> WHAT IS NEEDED
Return, word for word, every line that follows.

> Records from a data source
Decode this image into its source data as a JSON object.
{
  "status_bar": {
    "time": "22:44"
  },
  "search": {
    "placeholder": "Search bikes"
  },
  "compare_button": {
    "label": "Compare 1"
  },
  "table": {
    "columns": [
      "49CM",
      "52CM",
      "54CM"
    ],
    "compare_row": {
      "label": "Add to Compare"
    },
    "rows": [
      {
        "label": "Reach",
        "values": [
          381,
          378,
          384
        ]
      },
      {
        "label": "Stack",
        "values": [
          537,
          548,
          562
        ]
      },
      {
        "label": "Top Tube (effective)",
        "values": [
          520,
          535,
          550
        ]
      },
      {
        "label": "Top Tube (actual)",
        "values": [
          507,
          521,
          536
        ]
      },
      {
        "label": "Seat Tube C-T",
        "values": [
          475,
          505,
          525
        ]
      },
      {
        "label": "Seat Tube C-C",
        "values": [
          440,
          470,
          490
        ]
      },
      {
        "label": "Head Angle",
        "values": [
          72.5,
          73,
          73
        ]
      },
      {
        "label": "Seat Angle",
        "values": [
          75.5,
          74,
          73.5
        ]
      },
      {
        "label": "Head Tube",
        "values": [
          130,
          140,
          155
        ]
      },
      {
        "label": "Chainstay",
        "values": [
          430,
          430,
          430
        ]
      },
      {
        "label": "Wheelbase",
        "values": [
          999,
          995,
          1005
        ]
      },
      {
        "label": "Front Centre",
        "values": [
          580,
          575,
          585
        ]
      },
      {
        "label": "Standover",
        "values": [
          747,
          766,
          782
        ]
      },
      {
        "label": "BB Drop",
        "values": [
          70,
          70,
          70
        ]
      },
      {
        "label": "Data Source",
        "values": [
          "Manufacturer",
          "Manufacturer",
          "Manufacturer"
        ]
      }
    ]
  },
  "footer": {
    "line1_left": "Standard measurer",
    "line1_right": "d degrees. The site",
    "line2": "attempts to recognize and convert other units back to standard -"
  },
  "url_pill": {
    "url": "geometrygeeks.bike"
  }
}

> FULL SOLUTION
Decode this image into its source data as a JSON object.
{
  "status_bar": {
    "time": "22:44"
  },
  "search": {
    "placeholder": "Search bikes"
  },
  "compare_button": {
    "label": "Compare 1"
  },
  "table": {
    "columns": [
      "49CM",
      "52CM",
      "54CM"
    ],
    "compare_row": {
      "label": "Add to Compare"
    },
    "rows": [
      {
        "label": "Reach",
        "values": [
          381,
          378,
          384
        ]
      },
      {
        "label": "Stack",
        "values": [
          537,
          548,
          562
        ]
      },
      {
        "label": "Top Tube (effective)",
        "values": [
          520,
          535,
          550
        ]
      },
      {
        "label": "Top Tube (actual)",
        "values": [
          507,
          521,
          536
        ]
      },
      {
        "label": "Seat Tube C-T",
        "values": [
          475,
          505,
          525
        ]
      },
      {
        "label": "Seat Tube C-C",
        "values": [
          440,
          470,
          490
        ]
      },
      {
        "label": "Head Angle",
        "values": [
          72.5,
          73,
          73
        ]
      },
      {
        "label": "Seat Angle",
        "values": [
          75.5,
          74,
          73.5
        ]
      },
      {
        "label": "Head Tube",
        "values": [
          130,
          140,
          155
        ]
      },
      {
        "label": "Chainstay",
        "values": [
          430,
          430,
          430
        ]
      },
      {
        "label": "Wheelbase",
        "values": [
          999,
          995,
          1005
        ]
      },
      {
        "label": "Front Centre",
        "values": [
          580,
          575,
          585
        ]
      },
      {
        "label": "Standover",
        "values": [
          747,
          766,
          782
        ]
      },
      {
        "label": "BB Drop",
        "values": [
          70,
          70,
          70
        ]
      },
      {
        "label": "Data Source",
        "values": [
          "Manufacturer",
          "Manufacturer",
          "Manufacturer"
        ]
      }
    ]
  },
  "footer": {
    "line1_left": "Standard measurer",
    "line1_right": "d degrees. The site",
    "line2": "attempts to recognize and convert other units back to standard -"
  },
  "url_pill": {
    "url": "geometrygeeks.bike"
  }
}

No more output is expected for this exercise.